**THE PROBLEM:** Select all lines in the records that include "tests".
━━━━━━━━━━━━━━━━
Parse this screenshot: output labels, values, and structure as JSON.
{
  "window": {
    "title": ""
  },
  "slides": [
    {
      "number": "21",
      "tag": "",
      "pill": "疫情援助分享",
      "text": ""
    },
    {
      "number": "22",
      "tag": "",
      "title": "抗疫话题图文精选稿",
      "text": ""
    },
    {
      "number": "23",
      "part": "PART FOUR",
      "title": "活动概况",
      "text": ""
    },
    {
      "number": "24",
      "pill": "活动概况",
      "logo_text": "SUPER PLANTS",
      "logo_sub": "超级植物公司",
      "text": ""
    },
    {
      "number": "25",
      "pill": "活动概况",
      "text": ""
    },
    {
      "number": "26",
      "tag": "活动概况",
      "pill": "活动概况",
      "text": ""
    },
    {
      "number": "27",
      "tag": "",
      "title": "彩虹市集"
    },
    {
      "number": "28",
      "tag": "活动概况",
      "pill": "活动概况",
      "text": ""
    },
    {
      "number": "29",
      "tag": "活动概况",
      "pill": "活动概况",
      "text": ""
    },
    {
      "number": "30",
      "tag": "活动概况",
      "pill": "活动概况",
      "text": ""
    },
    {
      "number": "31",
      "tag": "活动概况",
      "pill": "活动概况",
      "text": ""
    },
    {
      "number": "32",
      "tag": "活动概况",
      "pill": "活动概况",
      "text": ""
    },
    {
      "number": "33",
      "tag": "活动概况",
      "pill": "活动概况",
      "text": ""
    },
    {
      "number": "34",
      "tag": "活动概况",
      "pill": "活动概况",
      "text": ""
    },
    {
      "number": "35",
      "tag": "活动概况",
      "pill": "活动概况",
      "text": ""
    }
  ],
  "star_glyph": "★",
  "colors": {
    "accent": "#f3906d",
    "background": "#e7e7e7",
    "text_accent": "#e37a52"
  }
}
━━━━━━━━━━━━━━━━
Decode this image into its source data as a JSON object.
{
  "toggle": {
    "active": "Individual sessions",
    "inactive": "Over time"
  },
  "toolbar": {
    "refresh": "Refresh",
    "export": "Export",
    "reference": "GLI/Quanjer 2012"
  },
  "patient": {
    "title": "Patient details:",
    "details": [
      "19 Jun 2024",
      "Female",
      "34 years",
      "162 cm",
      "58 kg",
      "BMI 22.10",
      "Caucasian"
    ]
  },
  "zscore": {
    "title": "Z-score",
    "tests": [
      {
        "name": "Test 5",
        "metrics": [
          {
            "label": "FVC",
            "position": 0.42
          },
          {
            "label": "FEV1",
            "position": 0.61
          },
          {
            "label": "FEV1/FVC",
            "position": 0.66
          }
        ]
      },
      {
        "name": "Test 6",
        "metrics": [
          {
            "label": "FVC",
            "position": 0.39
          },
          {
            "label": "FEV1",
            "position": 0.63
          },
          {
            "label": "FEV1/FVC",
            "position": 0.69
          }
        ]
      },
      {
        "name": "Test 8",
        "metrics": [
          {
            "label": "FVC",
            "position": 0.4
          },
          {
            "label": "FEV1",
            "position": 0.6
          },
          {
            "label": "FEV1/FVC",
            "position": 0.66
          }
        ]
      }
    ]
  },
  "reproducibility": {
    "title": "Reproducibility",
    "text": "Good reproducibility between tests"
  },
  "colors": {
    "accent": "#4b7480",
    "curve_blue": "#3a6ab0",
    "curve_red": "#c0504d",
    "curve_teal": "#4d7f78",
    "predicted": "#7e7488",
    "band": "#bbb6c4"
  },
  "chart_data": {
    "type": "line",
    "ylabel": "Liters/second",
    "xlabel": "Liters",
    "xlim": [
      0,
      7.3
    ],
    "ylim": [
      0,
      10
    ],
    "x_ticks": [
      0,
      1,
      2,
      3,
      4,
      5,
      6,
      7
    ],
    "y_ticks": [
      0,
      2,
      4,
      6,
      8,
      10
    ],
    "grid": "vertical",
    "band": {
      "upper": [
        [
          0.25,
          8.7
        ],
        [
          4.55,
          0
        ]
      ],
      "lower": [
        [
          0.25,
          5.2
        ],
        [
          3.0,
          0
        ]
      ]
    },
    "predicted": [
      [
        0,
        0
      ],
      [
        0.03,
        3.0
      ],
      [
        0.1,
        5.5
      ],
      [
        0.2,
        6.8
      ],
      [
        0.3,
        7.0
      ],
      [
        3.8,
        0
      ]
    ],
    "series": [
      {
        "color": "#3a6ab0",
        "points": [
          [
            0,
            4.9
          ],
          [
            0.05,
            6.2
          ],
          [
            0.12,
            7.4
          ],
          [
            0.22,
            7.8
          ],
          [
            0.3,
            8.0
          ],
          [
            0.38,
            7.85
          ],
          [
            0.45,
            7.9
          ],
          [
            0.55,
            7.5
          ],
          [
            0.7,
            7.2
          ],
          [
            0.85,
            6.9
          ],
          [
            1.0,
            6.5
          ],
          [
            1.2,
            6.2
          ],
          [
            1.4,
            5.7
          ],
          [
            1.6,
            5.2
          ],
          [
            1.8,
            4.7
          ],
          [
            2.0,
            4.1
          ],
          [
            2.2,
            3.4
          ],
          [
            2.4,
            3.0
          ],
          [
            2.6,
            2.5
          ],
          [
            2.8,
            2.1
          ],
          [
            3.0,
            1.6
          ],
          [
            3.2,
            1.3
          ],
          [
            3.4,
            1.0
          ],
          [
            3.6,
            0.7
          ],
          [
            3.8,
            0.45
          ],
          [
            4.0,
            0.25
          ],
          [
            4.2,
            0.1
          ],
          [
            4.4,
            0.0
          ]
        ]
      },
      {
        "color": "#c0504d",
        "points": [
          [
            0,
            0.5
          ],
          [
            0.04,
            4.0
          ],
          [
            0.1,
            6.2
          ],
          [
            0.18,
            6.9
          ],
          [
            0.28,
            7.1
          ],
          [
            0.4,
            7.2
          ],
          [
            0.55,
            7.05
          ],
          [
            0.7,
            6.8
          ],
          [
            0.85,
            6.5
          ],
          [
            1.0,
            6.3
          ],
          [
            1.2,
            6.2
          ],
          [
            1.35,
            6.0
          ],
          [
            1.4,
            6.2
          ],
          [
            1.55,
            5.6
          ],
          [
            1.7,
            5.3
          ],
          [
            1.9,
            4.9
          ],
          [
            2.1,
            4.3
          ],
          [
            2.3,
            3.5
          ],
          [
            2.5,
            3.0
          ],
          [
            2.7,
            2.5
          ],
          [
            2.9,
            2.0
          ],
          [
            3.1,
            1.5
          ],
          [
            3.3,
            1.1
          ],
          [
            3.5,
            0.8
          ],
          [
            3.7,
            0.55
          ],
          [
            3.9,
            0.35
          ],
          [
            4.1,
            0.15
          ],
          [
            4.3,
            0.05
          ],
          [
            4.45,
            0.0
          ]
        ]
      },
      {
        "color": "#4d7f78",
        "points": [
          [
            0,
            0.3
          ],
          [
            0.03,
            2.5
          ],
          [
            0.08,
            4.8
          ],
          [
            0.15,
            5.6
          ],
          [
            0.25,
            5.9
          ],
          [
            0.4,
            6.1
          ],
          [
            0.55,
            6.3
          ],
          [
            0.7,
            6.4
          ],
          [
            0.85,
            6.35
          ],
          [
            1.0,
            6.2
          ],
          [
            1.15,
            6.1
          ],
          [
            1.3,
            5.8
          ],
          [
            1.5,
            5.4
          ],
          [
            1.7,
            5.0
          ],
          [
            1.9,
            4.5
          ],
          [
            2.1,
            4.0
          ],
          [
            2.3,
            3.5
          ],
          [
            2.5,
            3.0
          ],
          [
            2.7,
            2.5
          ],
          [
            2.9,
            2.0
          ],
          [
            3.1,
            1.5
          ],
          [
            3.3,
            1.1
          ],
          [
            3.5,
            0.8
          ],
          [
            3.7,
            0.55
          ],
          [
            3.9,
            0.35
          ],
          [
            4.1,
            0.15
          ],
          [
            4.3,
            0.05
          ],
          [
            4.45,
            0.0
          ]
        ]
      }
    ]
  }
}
━━━━━━━━━━━━━━━━
**RESULT FOR THIS EXERCISE:**
    "tests": [
    "text": "Good reproducibility between tests"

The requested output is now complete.